Dataset entries
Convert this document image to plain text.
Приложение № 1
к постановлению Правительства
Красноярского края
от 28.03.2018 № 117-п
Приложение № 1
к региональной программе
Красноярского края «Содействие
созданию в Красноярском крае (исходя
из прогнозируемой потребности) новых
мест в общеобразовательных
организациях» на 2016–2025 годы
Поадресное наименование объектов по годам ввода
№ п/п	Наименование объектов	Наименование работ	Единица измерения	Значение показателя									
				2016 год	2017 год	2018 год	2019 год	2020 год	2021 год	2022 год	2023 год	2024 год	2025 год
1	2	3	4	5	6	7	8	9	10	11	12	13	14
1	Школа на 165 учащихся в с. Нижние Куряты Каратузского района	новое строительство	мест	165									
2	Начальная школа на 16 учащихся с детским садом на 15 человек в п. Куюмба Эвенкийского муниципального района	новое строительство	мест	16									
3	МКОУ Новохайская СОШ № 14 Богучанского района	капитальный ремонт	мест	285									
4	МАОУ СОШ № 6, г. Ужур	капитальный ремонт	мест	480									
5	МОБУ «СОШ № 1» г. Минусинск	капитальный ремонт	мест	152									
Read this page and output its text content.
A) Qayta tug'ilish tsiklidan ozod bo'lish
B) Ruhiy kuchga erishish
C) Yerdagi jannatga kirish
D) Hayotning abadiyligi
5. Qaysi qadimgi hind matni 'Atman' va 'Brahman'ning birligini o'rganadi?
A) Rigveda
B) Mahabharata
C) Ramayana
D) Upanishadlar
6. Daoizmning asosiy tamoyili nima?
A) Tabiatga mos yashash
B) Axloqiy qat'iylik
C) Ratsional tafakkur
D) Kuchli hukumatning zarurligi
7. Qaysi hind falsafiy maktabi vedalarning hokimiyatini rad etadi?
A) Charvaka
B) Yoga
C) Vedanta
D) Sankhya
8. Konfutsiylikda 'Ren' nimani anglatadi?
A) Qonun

REQUIRED WORK ▸
Copy out each record, keeping every word as it is.

RESPONSE TO THE TASK ▸
Convert this document image to plain text.
Приложение № 1
к постановлению Правительства
Красноярского края
от 28.03.2018 № 117-п
Приложение № 1
к региональной программе
Красноярского края «Содействие
созданию в Красноярском крае (исходя
из прогнозируемой потребности) новых
мест в общеобразовательных
организациях» на 2016–2025 годы
Поадресное наименование объектов по годам ввода
№ п/п	Наименование объектов	Наименование работ	Единица измерения	Значение показателя									
				2016 год	2017 год	2018 год	2019 год	2020 год	2021 год	2022 год	2023 год	2024 год	2025 год
1	2	3	4	5	6	7	8	9	10	11	12	13	14
1	Школа на 165 учащихся в с. Нижние Куряты Каратузского района	новое строительство	мест	165									
2	Начальная школа на 16 учащихся с детским садом на 15 человек в п. Куюмба Эвенкийского муниципального района	новое строительство	мест	16									
3	МКОУ Новохайская СОШ № 14 Богучанского района	капитальный ремонт	мест	285									
4	МАОУ СОШ № 6, г. Ужур	капитальный ремонт	мест	480									
5	МОБУ «СОШ № 1» г. Минусинск	капитальный ремонт	мест	152									
Read this page and output its text content.
A) Qayta tug'ilish tsiklidan ozod bo'lish
B) Ruhiy kuchga erishish
C) Yerdagi jannatga kirish
D) Hayotning abadiyligi
5. Qaysi qadimgi hind matni 'Atman' va 'Brahman'ning birligini o'rganadi?
A) Rigveda
B) Mahabharata
C) Ramayana
D) Upanishadlar
6. Daoizmning asosiy tamoyili nima?
A) Tabiatga mos yashash
B) Axloqiy qat'iylik
C) Ratsional tafakkur
D) Kuchli hukumatning zarurligi
7. Qaysi hind falsafiy maktabi vedalarning hokimiyatini rad etadi?
A) Charvaka
B) Yoga
C) Vedanta
D) Sankhya
8. Konfutsiylikda 'Ren' nimani anglatadi?
A) Qonun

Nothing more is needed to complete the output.